Exercises:
(1) In the okra leafhopper abstract, which genotype recorded the maximum leaf area?
(2) Which genotypes does the okra leafhopper abstract name as expressing resistance through higher total phenol, ortho dihydroxy phenols, tissue toughness, and surface wax contents? List all of them.

Passage:
---
Unveiling mechanisms of resistance for leafhopper, Amrasca biguttula biguttula Ishida in okra genotypes

Amrasca biguttula biguttula Ishida is the major biotic constraint in okra cultivation that cause considerable economic loss. Screening of okra (Abelmoschus esculentus) genotypes is important to develop leafhopper-resistant high-yielding cultivars for improving crop yield. To categorize leafhopper-resistant okra genotypes, we used a comprehensive collection of morphological and biochemical parameters with multivariate analysis in this study. Plant morphological and biochemical parameters were estimated by collection of leaves from different okra genotypes with three replicates during peak leafhopper infestation period and assay were performed based on specific standard protocols. Completely randomized block design was deployed and significant variations in plant morphometrics, biochemicals, and leafhopper population were recorded from each genotype screened. In the present study the morphological parameter viz., the shortest plant height was observed in resistant genotype AE 23 (17.21 cm) and the tallest plant height was recorded in the susceptible genotype AE 26 (63.22 cm) followed by Pusa Sawani (63.07 cm). The maximum leaf area of 132.24 cm² was recorded in AE 15 genotype. Biochemical data reveals that, protein content was highest in susceptible genotype AE26 (11.01 mg/g), followed by Pusa Sawani (10.72 mg/g), and the lowest in the resistant genotype AE65 (4.72 mg/g) followed by AE27 (5.54 mg/g). While phenol, OD phenol, surface wax content were maximum in identified moderately resistant genotypes. The Kaiser Criterion or eigenvalue is greater than one for the first four principal components with the cumulative percentage of variance of 78.48 percent. Principal component analysis simplified the understanding of the interactions among leafhopper and biophysical and biochemical characteristics. The genotypes AE65, AE23, AE 27, No.315, and AE4 expressed resistance in terms of higher total phenol, ortho dihydroxy phenols, tissue toughness, and surface wax contents. Our visual observations on the growth and development of okra genotypes under leafhopper pressure were represented by principal component analysis which makes it reliable. Therefore, the identified jassid-resistant okra genotypes could be further utilized as a source of appropriate donor parents in the breeding of leafhopper-resistant okra varieties.
---
Records supplied:

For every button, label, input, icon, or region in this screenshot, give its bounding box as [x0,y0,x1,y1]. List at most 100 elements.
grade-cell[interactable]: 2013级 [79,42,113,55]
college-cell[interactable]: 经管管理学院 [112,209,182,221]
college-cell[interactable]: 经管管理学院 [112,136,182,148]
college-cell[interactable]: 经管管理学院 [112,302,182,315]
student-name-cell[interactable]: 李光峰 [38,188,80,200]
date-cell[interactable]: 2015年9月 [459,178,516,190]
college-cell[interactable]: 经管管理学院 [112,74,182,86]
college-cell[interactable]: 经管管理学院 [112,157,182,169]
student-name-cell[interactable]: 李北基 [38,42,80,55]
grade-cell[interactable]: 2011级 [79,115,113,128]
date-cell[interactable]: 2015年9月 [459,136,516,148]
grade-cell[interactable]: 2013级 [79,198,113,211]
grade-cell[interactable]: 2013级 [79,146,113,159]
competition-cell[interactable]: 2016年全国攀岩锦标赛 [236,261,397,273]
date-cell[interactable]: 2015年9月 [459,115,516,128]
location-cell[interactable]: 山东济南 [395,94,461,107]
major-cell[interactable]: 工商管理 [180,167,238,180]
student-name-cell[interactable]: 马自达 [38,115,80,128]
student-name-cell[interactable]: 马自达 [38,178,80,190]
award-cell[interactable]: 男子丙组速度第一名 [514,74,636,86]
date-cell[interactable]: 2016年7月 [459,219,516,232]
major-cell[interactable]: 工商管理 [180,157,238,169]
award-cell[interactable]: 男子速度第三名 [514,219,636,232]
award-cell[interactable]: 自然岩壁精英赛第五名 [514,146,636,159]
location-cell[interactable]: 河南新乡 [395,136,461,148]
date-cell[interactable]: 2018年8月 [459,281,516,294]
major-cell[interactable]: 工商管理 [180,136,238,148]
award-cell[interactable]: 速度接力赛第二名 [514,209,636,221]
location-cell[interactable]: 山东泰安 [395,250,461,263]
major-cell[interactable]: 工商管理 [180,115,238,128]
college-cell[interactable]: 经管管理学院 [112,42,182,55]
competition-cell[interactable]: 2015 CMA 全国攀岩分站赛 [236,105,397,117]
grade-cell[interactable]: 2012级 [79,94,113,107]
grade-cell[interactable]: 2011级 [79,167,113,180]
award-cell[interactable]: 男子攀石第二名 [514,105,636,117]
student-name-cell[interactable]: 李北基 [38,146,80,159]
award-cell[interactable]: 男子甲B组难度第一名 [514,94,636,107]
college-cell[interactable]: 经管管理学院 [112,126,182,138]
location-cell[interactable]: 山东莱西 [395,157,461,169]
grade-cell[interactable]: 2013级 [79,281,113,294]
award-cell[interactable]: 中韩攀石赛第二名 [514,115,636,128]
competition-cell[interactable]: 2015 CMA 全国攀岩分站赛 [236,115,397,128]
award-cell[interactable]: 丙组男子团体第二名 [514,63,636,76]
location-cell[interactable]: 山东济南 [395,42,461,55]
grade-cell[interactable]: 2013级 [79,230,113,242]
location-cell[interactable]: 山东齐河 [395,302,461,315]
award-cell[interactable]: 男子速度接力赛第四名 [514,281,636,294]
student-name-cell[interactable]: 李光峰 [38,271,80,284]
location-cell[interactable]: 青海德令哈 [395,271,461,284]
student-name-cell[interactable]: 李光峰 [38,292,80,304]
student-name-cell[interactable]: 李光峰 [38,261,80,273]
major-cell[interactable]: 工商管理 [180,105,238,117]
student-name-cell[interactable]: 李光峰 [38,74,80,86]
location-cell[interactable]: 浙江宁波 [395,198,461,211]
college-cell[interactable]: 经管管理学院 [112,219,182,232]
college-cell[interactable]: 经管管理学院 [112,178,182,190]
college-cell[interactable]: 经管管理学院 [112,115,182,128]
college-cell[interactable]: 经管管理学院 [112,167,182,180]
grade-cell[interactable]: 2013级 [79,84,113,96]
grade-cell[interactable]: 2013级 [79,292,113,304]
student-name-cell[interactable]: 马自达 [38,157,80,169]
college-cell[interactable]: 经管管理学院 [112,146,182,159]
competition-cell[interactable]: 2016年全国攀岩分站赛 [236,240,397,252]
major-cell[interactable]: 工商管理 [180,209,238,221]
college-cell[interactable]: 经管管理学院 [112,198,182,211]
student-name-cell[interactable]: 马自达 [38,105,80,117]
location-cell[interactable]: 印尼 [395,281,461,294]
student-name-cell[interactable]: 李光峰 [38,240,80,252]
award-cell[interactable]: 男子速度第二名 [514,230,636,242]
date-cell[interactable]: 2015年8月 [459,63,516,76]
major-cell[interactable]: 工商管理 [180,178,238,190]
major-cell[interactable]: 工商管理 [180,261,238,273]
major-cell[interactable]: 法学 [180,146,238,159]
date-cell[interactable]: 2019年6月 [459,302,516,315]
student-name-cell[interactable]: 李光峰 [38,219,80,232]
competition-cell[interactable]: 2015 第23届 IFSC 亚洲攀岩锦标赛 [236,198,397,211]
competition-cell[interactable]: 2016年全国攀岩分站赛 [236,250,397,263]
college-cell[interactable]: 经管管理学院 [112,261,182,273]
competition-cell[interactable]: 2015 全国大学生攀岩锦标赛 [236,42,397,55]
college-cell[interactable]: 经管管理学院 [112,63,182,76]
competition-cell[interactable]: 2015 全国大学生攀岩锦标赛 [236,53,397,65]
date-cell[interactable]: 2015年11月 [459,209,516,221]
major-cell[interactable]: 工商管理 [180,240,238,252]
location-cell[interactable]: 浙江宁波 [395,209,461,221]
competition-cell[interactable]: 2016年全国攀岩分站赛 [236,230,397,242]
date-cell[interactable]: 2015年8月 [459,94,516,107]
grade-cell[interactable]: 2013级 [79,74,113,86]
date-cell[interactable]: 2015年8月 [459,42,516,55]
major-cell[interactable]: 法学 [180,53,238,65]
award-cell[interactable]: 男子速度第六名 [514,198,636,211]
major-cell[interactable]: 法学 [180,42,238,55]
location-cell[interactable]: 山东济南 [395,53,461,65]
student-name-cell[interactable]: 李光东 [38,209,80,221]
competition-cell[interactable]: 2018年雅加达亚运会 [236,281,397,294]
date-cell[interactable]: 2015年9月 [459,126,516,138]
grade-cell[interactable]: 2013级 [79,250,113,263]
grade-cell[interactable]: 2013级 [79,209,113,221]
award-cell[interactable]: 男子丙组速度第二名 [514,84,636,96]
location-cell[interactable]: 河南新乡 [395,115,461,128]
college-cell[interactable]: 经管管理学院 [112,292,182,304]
---
Outputs by task:
(1) AE 15, at 132.24 cm²

(2) AE65, AE23, AE 27, No.315, AE4